▶ Dataset content
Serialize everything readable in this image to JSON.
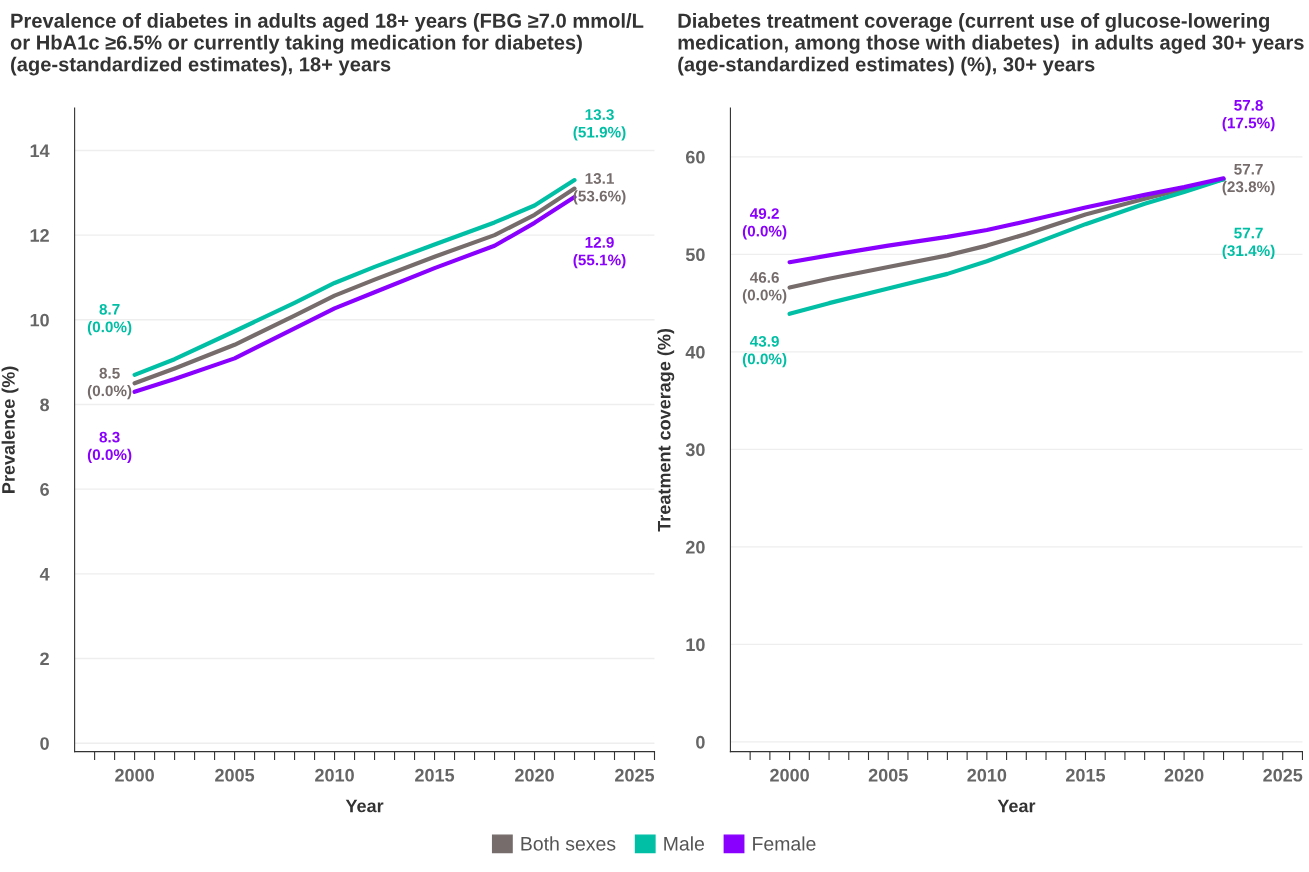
{
  "chart_data": [
    {
      "type": "line",
      "title": "Prevalence of diabetes in adults aged 18+ years (FBG ≥7.0 mmol/L or HbA1c ≥6.5% or currently taking medication for diabetes) (age-standardized estimates), 18+ years",
      "xlabel": "Year",
      "ylabel": "Prevalence (%)",
      "x": [
        2000,
        2002,
        2005,
        2008,
        2010,
        2012,
        2015,
        2018,
        2020,
        2022
      ],
      "series": [
        {
          "name": "Both sexes",
          "color": "#766c6c",
          "values": [
            8.5,
            8.85,
            9.41,
            10.1,
            10.57,
            10.95,
            11.49,
            12.0,
            12.48,
            13.1
          ],
          "value_labels": [
            "8.5\n(0.0%)",
            null,
            null,
            null,
            null,
            null,
            null,
            null,
            null,
            "13.1\n(53.6%)"
          ]
        },
        {
          "name": "Male",
          "color": "#00bfa5",
          "values": [
            8.7,
            9.07,
            9.73,
            10.4,
            10.87,
            11.25,
            11.78,
            12.3,
            12.7,
            13.3
          ],
          "value_labels": [
            "8.7\n(0.0%)",
            null,
            null,
            null,
            null,
            null,
            null,
            null,
            null,
            "13.3\n(51.9%)"
          ]
        },
        {
          "name": "Female",
          "color": "#8a00ff",
          "values": [
            8.3,
            8.6,
            9.09,
            9.8,
            10.27,
            10.65,
            11.22,
            11.75,
            12.29,
            12.9
          ],
          "value_labels": [
            "8.3\n(0.0%)",
            null,
            null,
            null,
            null,
            null,
            null,
            null,
            null,
            "12.9\n(55.1%)"
          ]
        }
      ],
      "xlim": [
        1997,
        2026
      ],
      "ylim": [
        -0.2,
        15
      ],
      "xticks": [
        {
          "value": 1998,
          "label": null
        },
        {
          "value": 1999,
          "label": null
        },
        2000,
        {
          "value": 2001,
          "label": null
        },
        {
          "value": 2002,
          "label": null
        },
        {
          "value": 2003,
          "label": null
        },
        {
          "value": 2004,
          "label": null
        },
        2005,
        {
          "value": 2006,
          "label": null
        },
        {
          "value": 2007,
          "label": null
        },
        {
          "value": 2008,
          "label": null
        },
        {
          "value": 2009,
          "label": null
        },
        2010,
        {
          "value": 2011,
          "label": null
        },
        {
          "value": 2012,
          "label": null
        },
        {
          "value": 2013,
          "label": null
        },
        {
          "value": 2014,
          "label": null
        },
        2015,
        {
          "value": 2016,
          "label": null
        },
        {
          "value": 2017,
          "label": null
        },
        {
          "value": 2018,
          "label": null
        },
        {
          "value": 2019,
          "label": null
        },
        2020,
        {
          "value": 2021,
          "label": null
        },
        {
          "value": 2022,
          "label": null
        },
        {
          "value": 2023,
          "label": null
        },
        {
          "value": 2024,
          "label": null
        },
        2025,
        {
          "value": 2026,
          "label": null
        }
      ],
      "yticks": [
        0,
        2,
        4,
        6,
        8,
        10,
        12,
        14
      ],
      "grid": "y",
      "line_style": "solid",
      "marker": "none",
      "legend": "bottom"
    },
    {
      "type": "line",
      "title": "Diabetes treatment coverage (current use of glucose-lowering medication, among those with diabetes)  in adults aged 30+ years (age-standardized estimates) (%), 30+ years",
      "xlabel": "Year",
      "ylabel": "Treatment coverage (%)",
      "x": [
        2000,
        2002,
        2005,
        2008,
        2010,
        2012,
        2015,
        2018,
        2020,
        2022
      ],
      "series": [
        {
          "color": "#766c6c",
          "values": [
            46.6,
            47.5,
            48.7,
            49.9,
            50.9,
            52.1,
            54.1,
            55.7,
            56.7,
            57.7
          ],
          "value_labels": [
            "46.6\n(0.0%)",
            null,
            null,
            null,
            null,
            null,
            null,
            null,
            null,
            "57.7\n(23.8%)"
          ]
        },
        {
          "color": "#00bfa5",
          "values": [
            43.9,
            45.0,
            46.5,
            48.0,
            49.3,
            50.8,
            53.1,
            55.2,
            56.4,
            57.7
          ],
          "value_labels": [
            "43.9\n(0.0%)",
            null,
            null,
            null,
            null,
            null,
            null,
            null,
            null,
            "57.7\n(31.4%)"
          ]
        },
        {
          "color": "#8a00ff",
          "values": [
            49.2,
            49.9,
            50.9,
            51.8,
            52.5,
            53.4,
            54.8,
            56.1,
            56.9,
            57.8
          ],
          "value_labels": [
            "49.2\n(0.0%)",
            null,
            null,
            null,
            null,
            null,
            null,
            null,
            null,
            "57.8\n(17.5%)"
          ]
        }
      ],
      "xlim": [
        1997,
        2026
      ],
      "ylim": [
        -1,
        65
      ],
      "xticks": [
        {
          "value": 1998,
          "label": null
        },
        {
          "value": 1999,
          "label": null
        },
        2000,
        {
          "value": 2001,
          "label": null
        },
        {
          "value": 2002,
          "label": null
        },
        {
          "value": 2003,
          "label": null
        },
        {
          "value": 2004,
          "label": null
        },
        2005,
        {
          "value": 2006,
          "label": null
        },
        {
          "value": 2007,
          "label": null
        },
        {
          "value": 2008,
          "label": null
        },
        {
          "value": 2009,
          "label": null
        },
        2010,
        {
          "value": 2011,
          "label": null
        },
        {
          "value": 2012,
          "label": null
        },
        {
          "value": 2013,
          "label": null
        },
        {
          "value": 2014,
          "label": null
        },
        2015,
        {
          "value": 2016,
          "label": null
        },
        {
          "value": 2017,
          "label": null
        },
        {
          "value": 2018,
          "label": null
        },
        {
          "value": 2019,
          "label": null
        },
        2020,
        {
          "value": 2021,
          "label": null
        },
        {
          "value": 2022,
          "label": null
        },
        {
          "value": 2023,
          "label": null
        },
        {
          "value": 2024,
          "label": null
        },
        2025,
        {
          "value": 2026,
          "label": null
        }
      ],
      "yticks": [
        0,
        10,
        20,
        30,
        40,
        50,
        60
      ],
      "grid": "y",
      "line_style": "solid",
      "marker": "none"
    }
  ]
}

▶ Given problem
Copy the material above exactly and drop the pictures.

▶ Answer to this exercise
Serialize everything readable in this image to JSON.
{
  "chart_data": [
    {
      "type": "line",
      "title": "Prevalence of diabetes in adults aged 18+ years (FBG ≥7.0 mmol/L or HbA1c ≥6.5% or currently taking medication for diabetes) (age-standardized estimates), 18+ years",
      "xlabel": "Year",
      "ylabel": "Prevalence (%)",
      "x": [
        2000,
        2002,
        2005,
        2008,
        2010,
        2012,
        2015,
        2018,
        2020,
        2022
      ],
      "series": [
        {
          "name": "Both sexes",
          "color": "#766c6c",
          "values": [
            8.5,
            8.85,
            9.41,
            10.1,
            10.57,
            10.95,
            11.49,
            12.0,
            12.48,
            13.1
          ],
          "value_labels": [
            "8.5\n(0.0%)",
            null,
            null,
            null,
            null,
            null,
            null,
            null,
            null,
            "13.1\n(53.6%)"
          ]
        },
        {
          "name": "Male",
          "color": "#00bfa5",
          "values": [
            8.7,
            9.07,
            9.73,
            10.4,
            10.87,
            11.25,
            11.78,
            12.3,
            12.7,
            13.3
          ],
          "value_labels": [
            "8.7\n(0.0%)",
            null,
            null,
            null,
            null,
            null,
            null,
            null,
            null,
            "13.3\n(51.9%)"
          ]
        },
        {
          "name": "Female",
          "color": "#8a00ff",
          "values": [
            8.3,
            8.6,
            9.09,
            9.8,
            10.27,
            10.65,
            11.22,
            11.75,
            12.29,
            12.9
          ],
          "value_labels": [
            "8.3\n(0.0%)",
            null,
            null,
            null,
            null,
            null,
            null,
            null,
            null,
            "12.9\n(55.1%)"
          ]
        }
      ],
      "xlim": [
        1997,
        2026
      ],
      "ylim": [
        -0.2,
        15
      ],
      "xticks": [
        {
          "value": 1998,
          "label": null
        },
        {
          "value": 1999,
          "label": null
        },
        2000,
        {
          "value": 2001,
          "label": null
        },
        {
          "value": 2002,
          "label": null
        },
        {
          "value": 2003,
          "label": null
        },
        {
          "value": 2004,
          "label": null
        },
        2005,
        {
          "value": 2006,
          "label": null
        },
        {
          "value": 2007,
          "label": null
        },
        {
          "value": 2008,
          "label": null
        },
        {
          "value": 2009,
          "label": null
        },
        2010,
        {
          "value": 2011,
          "label": null
        },
        {
          "value": 2012,
          "label": null
        },
        {
          "value": 2013,
          "label": null
        },
        {
          "value": 2014,
          "label": null
        },
        2015,
        {
          "value": 2016,
          "label": null
        },
        {
          "value": 2017,
          "label": null
        },
        {
          "value": 2018,
          "label": null
        },
        {
          "value": 2019,
          "label": null
        },
        2020,
        {
          "value": 2021,
          "label": null
        },
        {
          "value": 2022,
          "label": null
        },
        {
          "value": 2023,
          "label": null
        },
        {
          "value": 2024,
          "label": null
        },
        2025,
        {
          "value": 2026,
          "label": null
        }
      ],
      "yticks": [
        0,
        2,
        4,
        6,
        8,
        10,
        12,
        14
      ],
      "grid": "y",
      "line_style": "solid",
      "marker": "none",
      "legend": "bottom"
    },
    {
      "type": "line",
      "title": "Diabetes treatment coverage (current use of glucose-lowering medication, among those with diabetes)  in adults aged 30+ years (age-standardized estimates) (%), 30+ years",
      "xlabel": "Year",
      "ylabel": "Treatment coverage (%)",
      "x": [
        2000,
        2002,
        2005,
        2008,
        2010,
        2012,
        2015,
        2018,
        2020,
        2022
      ],
      "series": [
        {
          "color": "#766c6c",
          "values": [
            46.6,
            47.5,
            48.7,
            49.9,
            50.9,
            52.1,
            54.1,
            55.7,
            56.7,
            57.7
          ],
          "value_labels": [
            "46.6\n(0.0%)",
            null,
            null,
            null,
            null,
            null,
            null,
            null,
            null,
            "57.7\n(23.8%)"
          ]
        },
        {
          "color": "#00bfa5",
          "values": [
            43.9,
            45.0,
            46.5,
            48.0,
            49.3,
            50.8,
            53.1,
            55.2,
            56.4,
            57.7
          ],
          "value_labels": [
            "43.9\n(0.0%)",
            null,
            null,
            null,
            null,
            null,
            null,
            null,
            null,
            "57.7\n(31.4%)"
          ]
        },
        {
          "color": "#8a00ff",
          "values": [
            49.2,
            49.9,
            50.9,
            51.8,
            52.5,
            53.4,
            54.8,
            56.1,
            56.9,
            57.8
          ],
          "value_labels": [
            "49.2\n(0.0%)",
            null,
            null,
            null,
            null,
            null,
            null,
            null,
            null,
            "57.8\n(17.5%)"
          ]
        }
      ],
      "xlim": [
        1997,
        2026
      ],
      "ylim": [
        -1,
        65
      ],
      "xticks": [
        {
          "value": 1998,
          "label": null
        },
        {
          "value": 1999,
          "label": null
        },
        2000,
        {
          "value": 2001,
          "label": null
        },
        {
          "value": 2002,
          "label": null
        },
        {
          "value": 2003,
          "label": null
        },
        {
          "value": 2004,
          "label": null
        },
        2005,
        {
          "value": 2006,
          "label": null
        },
        {
          "value": 2007,
          "label": null
        },
        {
          "value": 2008,
          "label": null
        },
        {
          "value": 2009,
          "label": null
        },
        2010,
        {
          "value": 2011,
          "label": null
        },
        {
          "value": 2012,
          "label": null
        },
        {
          "value": 2013,
          "label": null
        },
        {
          "value": 2014,
          "label": null
        },
        2015,
        {
          "value": 2016,
          "label": null
        },
        {
          "value": 2017,
          "label": null
        },
        {
          "value": 2018,
          "label": null
        },
        {
          "value": 2019,
          "label": null
        },
        2020,
        {
          "value": 2021,
          "label": null
        },
        {
          "value": 2022,
          "label": null
        },
        {
          "value": 2023,
          "label": null
        },
        {
          "value": 2024,
          "label": null
        },
        2025,
        {
          "value": 2026,
          "label": null
        }
      ],
      "yticks": [
        0,
        10,
        20,
        30,
        40,
        50,
        60
      ],
      "grid": "y",
      "line_style": "solid",
      "marker": "none"
    }
  ]
}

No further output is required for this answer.